(EXERCISE AIM) Wherever the word "kind" appears in a line, copy that line.

########

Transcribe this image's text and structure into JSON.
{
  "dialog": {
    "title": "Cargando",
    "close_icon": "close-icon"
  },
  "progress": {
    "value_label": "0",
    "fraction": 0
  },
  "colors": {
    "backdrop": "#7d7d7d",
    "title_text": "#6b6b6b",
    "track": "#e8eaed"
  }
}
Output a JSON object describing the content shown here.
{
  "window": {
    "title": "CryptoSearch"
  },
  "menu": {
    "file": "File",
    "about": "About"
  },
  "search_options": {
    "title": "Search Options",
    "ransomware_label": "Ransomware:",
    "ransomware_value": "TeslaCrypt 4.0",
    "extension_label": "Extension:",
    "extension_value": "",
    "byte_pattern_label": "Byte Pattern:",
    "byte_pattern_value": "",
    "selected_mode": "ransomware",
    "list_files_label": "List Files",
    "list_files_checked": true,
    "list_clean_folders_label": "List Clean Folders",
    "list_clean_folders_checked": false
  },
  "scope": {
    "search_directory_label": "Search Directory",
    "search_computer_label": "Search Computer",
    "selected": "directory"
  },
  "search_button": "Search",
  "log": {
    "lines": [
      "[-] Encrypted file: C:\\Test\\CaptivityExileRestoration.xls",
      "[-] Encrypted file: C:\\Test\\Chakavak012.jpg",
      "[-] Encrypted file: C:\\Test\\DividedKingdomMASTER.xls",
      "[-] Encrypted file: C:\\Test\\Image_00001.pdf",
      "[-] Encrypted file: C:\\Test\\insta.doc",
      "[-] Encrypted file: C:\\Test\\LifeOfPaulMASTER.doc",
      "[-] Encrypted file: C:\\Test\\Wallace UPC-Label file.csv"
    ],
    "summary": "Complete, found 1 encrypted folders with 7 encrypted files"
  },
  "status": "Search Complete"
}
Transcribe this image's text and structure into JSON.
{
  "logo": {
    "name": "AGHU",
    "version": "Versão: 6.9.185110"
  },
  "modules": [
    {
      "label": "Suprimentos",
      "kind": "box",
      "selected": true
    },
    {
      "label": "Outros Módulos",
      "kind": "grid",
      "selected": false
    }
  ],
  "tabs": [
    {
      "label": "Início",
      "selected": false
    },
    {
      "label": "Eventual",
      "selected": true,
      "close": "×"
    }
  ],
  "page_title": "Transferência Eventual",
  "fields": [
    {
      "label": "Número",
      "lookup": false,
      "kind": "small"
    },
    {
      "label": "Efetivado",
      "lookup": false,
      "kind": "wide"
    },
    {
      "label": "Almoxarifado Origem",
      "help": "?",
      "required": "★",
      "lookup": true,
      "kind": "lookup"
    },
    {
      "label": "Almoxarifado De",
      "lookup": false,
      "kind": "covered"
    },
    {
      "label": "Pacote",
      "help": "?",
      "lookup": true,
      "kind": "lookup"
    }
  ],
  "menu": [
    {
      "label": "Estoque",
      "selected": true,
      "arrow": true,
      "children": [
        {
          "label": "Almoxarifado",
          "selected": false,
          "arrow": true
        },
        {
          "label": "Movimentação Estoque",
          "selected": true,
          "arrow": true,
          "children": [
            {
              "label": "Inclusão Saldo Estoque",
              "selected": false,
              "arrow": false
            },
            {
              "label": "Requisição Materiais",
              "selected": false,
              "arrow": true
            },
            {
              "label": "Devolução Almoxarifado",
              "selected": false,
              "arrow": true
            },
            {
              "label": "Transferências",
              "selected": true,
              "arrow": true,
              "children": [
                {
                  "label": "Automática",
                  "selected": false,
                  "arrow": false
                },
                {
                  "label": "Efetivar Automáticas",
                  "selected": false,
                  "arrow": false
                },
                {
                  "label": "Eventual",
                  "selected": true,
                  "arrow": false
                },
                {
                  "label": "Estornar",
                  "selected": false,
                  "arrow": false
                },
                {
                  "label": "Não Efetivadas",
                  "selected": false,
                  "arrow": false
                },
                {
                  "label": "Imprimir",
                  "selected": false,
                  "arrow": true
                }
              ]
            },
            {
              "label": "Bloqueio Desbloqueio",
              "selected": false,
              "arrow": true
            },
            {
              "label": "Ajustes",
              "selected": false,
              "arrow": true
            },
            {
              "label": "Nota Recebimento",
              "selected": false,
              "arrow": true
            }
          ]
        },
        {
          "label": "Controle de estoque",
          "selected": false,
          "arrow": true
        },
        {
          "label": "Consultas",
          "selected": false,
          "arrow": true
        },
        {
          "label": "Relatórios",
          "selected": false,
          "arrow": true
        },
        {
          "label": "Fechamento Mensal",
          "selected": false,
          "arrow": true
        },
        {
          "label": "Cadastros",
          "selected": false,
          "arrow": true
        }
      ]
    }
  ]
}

########

(RESULT)
      "kind": "box",
      "kind": "grid",
      "kind": "small"
      "kind": "wide"
      "kind": "lookup"
      "kind": "covered"
      "kind": "lookup"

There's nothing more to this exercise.